> _TEXTO SELECCIONADO_:
::::
Dotados de distinto sentido, pero declarándose explícitamente vehículos portadores del «Arma del cine», circularon, a lo largo de la Rusia de los «soviets», trenes de propaganda como el «Revolución de Octubre» o el «Tren Lenin». En ambos viajaría Dziga Vertov, quien -por cierto- sentía una gran admiración por la película de Abel Gance La Roue. En el «Revolución de Octubre» (1920), Vertov estaba encargado de acompañar al presidente Kalinin en calidad de documentalista y operador. De hecho, él mismo se ocupaba de proyectar su película El aniversario de la Revolución (1919) en cada estación donde se paraba. Fruto de este viaje fue el documental El Estarosta de todas las Rusias (1920). En los primeros meses de 1920, Vertov también había sido pasajero del «Tren Lenin», el cual estuvo más de dos años (1919-21) recorriendo todo el país trasportando a una compañía de teatro, un cine ambulante, operadores, un laboratorio de positivado y montaje, una imprenta y una biblioteca. Vertov realizó un montaje con todo el material documental producido por el «Tren Lenin»; lo tituló El tren del Comité Central (1921) y lo subtituló expresamente Film-Viaje24. Actualmente, una reproducción modelo de este tipo de trenes de propaganda se puede visitar en el «MOMI» (Museum of the moving image) de Londres e incluso asistir, en el interior de uno de sus vagones, a una proyección de extractos de «cine revolucionario» comentada por un bolchevique de guardarropía. Por su parte y en las mismas fechas que funcionó «a todo tren» la doctrina soviética, los «trenes burgueses» también incorporaron las proyecciones cinematográficas en sus recorridos, pero como un simple atractivo añadido al viaje -aunque no debió ser tal-, por supuesto degenerado hoy en su versión «autobús», una verdadera tortura para el viajero y un desprecio absoluto de las calidades audiovisuales del producto. En el número de Octubre de 1920 de la revista Cine-Mundial se publicó la siguiente noticia:

El Cine en los Trenes

La Compañía de ferrocarriles entre Nueva York y Nueva Orleans inició el otro día una innovación a bordo de sus trenes expresos, en los que hizo, para entretenimiento de los viajeros, una serie de exhibiciones cinematográficas amenizadas por el fonógrafo. Y aunque el viaje es largo y aburrido, tal vez por culpa del fonógrafo, la tal innovación estuvo muy lejos de ser un éxito, ya que los viajeros prefirieron quedarse en sus asientos y en sus coches camas. Pero la cosa tiene el mérito de la originalidad25.
::::
> _MATERIAL RECOPILADO_:
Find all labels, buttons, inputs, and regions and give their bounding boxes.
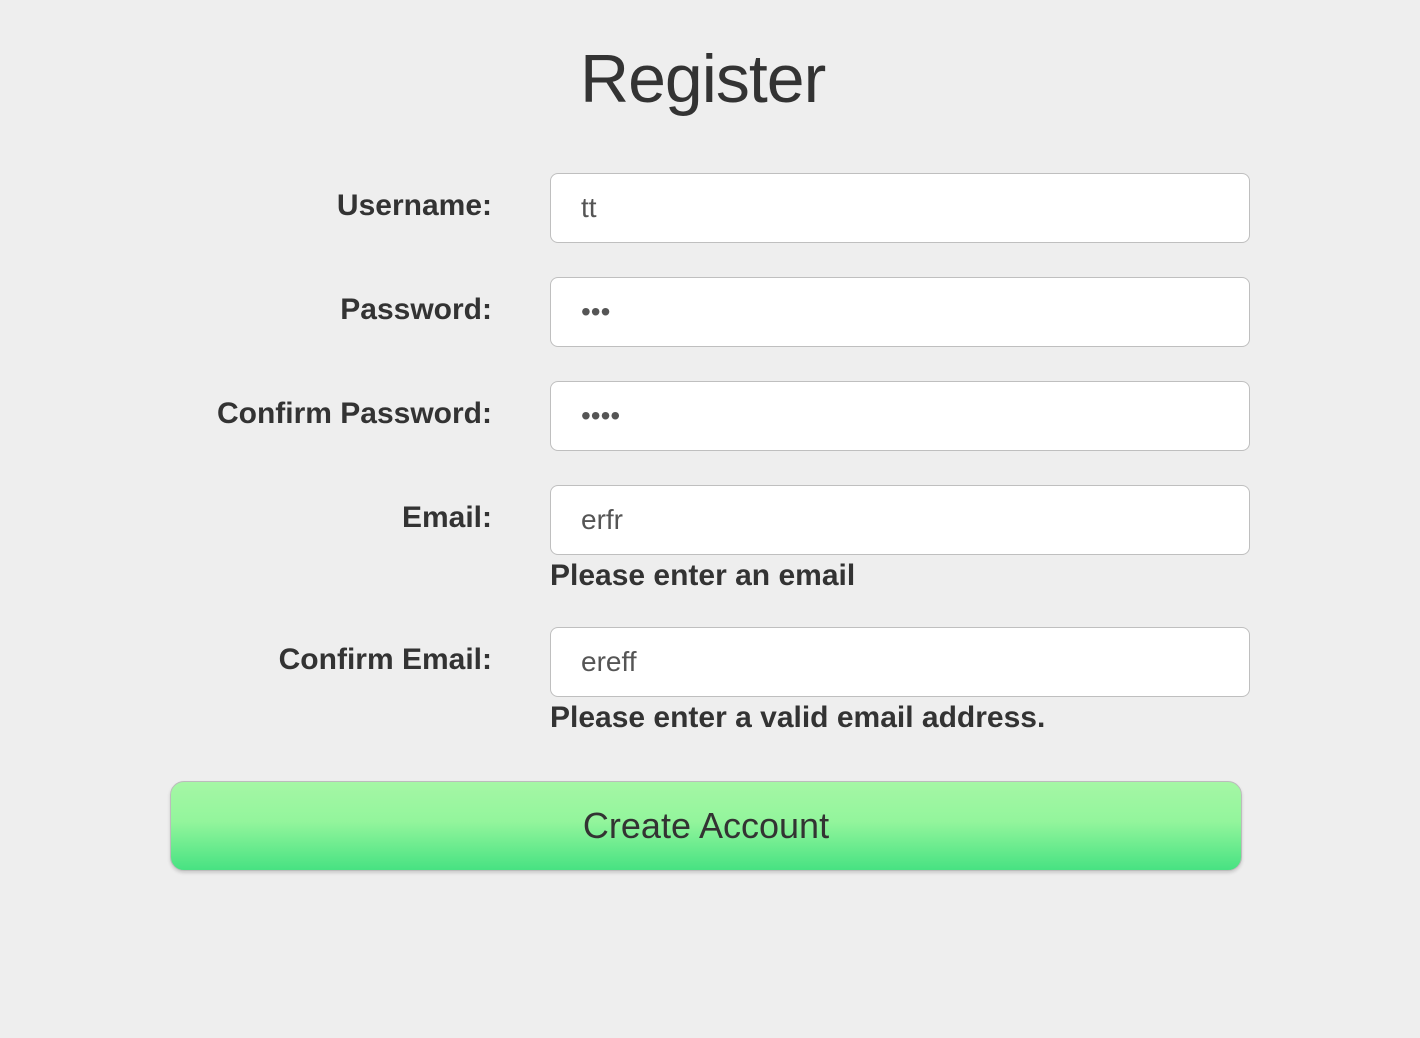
::::
> _INSTRUCCIONES_:
Copia de nuevo el pasaje del texto seleccionado que comienza en las palabras "La Compañía de" y termina tras "de la originalidad25.", y sustituye cada aparición de "fonógrafo" por "gramófono".

> _RESULTADO_:
La Compañía de ferrocarriles entre Nueva York y Nueva Orleans inició el otro día una innovación a bordo de sus trenes expresos, en los que hizo, para entretenimiento de los viajeros, una serie de exhibiciones cinematográficas amenizadas por el gramófono. Y aunque el viaje es largo y aburrido, tal vez por culpa del gramófono, la tal innovación estuvo muy lejos de ser un éxito, ya que los viajeros prefirieron quedarse en sus asientos y en sus coches camas. Pero la cosa tiene el mérito de la originalidad25.